● Work instructions
Determine how many lines include "жилищно". Give the number and nothing else.

━━━━━━━━━━━━━━━━

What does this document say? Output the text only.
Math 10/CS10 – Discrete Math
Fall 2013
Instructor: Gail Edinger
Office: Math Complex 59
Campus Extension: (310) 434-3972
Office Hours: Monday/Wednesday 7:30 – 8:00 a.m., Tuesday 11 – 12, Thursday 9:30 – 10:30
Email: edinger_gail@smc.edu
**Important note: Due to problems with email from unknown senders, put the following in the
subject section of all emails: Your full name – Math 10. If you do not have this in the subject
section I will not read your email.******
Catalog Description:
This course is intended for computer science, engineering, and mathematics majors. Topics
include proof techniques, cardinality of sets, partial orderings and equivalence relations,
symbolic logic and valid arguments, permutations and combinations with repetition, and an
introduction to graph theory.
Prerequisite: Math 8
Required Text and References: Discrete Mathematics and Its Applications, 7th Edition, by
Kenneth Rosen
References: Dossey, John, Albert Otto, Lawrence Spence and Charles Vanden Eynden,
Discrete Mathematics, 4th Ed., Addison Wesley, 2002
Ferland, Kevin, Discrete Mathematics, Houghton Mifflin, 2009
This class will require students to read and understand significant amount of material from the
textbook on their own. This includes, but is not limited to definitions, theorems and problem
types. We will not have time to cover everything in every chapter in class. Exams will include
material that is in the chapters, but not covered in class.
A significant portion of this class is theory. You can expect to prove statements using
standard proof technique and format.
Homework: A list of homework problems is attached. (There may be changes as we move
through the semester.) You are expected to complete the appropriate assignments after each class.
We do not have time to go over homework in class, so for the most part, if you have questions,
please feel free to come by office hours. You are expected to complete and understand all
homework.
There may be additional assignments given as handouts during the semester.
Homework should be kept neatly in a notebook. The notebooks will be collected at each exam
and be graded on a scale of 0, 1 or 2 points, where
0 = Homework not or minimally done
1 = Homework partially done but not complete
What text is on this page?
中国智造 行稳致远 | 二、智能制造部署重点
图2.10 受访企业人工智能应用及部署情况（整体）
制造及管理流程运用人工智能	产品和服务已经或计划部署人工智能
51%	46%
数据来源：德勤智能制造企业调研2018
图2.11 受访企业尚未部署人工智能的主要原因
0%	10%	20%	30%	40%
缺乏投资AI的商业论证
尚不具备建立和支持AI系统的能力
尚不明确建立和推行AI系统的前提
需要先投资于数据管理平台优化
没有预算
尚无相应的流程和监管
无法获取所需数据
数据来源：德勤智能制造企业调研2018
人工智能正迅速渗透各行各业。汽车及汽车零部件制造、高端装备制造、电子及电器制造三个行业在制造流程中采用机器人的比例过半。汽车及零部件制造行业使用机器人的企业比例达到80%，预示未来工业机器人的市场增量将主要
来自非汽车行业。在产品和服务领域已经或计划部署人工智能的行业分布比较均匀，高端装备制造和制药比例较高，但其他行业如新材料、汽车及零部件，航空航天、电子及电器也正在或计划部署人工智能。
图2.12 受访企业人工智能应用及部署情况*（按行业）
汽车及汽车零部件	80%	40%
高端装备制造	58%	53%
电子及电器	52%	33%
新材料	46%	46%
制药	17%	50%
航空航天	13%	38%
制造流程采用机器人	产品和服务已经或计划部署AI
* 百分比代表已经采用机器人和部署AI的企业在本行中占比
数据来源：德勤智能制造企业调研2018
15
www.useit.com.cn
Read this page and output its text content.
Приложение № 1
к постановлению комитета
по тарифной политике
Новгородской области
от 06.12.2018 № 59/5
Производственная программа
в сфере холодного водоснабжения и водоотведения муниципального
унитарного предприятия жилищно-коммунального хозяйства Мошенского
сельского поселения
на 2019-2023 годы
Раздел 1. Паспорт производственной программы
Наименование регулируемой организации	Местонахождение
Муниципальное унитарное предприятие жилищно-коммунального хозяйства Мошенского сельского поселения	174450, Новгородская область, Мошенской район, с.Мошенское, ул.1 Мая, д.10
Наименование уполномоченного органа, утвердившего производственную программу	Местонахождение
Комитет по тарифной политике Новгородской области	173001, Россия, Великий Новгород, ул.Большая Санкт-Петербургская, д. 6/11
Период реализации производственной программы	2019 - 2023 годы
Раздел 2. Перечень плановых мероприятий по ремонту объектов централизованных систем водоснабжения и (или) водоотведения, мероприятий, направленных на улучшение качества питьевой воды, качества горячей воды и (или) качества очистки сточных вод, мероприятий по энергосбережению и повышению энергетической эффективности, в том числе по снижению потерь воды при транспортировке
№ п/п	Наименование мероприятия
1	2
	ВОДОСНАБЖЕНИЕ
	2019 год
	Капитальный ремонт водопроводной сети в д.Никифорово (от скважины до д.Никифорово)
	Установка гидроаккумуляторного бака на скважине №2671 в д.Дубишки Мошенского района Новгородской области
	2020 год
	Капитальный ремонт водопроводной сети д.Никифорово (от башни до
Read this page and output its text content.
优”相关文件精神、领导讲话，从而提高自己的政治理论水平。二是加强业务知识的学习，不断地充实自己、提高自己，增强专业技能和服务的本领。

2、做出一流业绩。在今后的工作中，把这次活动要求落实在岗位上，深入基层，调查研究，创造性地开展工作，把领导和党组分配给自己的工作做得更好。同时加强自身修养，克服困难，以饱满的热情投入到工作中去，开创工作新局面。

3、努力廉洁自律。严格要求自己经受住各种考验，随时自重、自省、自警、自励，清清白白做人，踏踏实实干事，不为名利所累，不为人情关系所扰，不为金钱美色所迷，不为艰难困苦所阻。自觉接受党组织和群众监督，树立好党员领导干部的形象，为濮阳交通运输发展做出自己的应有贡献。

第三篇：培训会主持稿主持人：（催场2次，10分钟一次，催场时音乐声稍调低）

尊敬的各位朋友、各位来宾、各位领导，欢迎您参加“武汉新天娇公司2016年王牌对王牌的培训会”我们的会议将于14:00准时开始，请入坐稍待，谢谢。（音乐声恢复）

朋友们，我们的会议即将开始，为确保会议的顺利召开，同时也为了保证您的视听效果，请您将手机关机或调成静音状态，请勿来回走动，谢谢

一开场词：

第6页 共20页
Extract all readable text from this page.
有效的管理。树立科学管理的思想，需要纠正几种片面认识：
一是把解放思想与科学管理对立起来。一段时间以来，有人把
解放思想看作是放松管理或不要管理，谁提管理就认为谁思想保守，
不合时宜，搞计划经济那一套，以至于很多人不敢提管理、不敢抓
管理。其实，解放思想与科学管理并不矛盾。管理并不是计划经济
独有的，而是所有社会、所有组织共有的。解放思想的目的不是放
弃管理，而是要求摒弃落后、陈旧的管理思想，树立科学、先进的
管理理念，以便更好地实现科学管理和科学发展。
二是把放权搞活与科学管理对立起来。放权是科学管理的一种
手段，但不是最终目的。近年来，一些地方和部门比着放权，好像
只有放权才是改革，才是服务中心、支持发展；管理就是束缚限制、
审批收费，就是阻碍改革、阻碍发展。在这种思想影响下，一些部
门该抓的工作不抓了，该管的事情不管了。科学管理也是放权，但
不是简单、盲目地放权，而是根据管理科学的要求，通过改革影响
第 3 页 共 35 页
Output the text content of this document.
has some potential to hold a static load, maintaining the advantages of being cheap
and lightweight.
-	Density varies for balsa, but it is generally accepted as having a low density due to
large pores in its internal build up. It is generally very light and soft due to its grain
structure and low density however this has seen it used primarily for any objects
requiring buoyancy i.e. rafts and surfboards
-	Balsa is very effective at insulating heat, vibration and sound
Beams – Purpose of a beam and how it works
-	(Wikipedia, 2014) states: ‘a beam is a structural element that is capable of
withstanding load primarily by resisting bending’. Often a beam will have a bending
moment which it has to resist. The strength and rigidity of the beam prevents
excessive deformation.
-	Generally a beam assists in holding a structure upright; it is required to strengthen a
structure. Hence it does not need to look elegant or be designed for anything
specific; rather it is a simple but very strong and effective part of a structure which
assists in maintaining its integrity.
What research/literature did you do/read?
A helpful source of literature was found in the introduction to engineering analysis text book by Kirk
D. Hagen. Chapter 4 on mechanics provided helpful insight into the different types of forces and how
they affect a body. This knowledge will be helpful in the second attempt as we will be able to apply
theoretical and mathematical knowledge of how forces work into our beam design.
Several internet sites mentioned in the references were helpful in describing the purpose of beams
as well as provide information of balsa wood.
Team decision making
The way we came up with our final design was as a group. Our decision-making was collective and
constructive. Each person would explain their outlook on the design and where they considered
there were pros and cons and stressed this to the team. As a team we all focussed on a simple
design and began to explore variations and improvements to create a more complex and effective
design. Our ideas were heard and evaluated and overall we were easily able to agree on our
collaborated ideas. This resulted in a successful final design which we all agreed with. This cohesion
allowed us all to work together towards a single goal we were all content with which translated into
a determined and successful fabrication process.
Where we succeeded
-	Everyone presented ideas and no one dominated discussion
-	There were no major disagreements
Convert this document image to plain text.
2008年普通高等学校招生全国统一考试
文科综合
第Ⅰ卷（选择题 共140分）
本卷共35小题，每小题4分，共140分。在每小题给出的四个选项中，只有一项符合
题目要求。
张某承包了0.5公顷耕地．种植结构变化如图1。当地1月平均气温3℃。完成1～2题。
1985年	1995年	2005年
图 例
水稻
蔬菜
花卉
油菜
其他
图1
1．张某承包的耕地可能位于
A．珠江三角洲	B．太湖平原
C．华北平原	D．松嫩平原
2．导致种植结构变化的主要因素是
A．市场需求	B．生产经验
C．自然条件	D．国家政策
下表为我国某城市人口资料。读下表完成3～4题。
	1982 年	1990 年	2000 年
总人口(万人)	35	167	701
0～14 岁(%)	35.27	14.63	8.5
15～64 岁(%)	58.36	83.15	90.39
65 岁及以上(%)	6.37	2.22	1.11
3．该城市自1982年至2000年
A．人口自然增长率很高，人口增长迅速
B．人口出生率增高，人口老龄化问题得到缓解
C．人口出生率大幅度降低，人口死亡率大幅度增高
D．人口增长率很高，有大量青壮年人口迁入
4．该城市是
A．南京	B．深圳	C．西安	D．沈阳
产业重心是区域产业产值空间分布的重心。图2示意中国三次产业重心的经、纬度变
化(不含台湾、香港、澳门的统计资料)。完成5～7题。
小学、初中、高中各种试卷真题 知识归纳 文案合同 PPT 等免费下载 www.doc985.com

━━━━━━━━━━━━━━━━

● Final result
2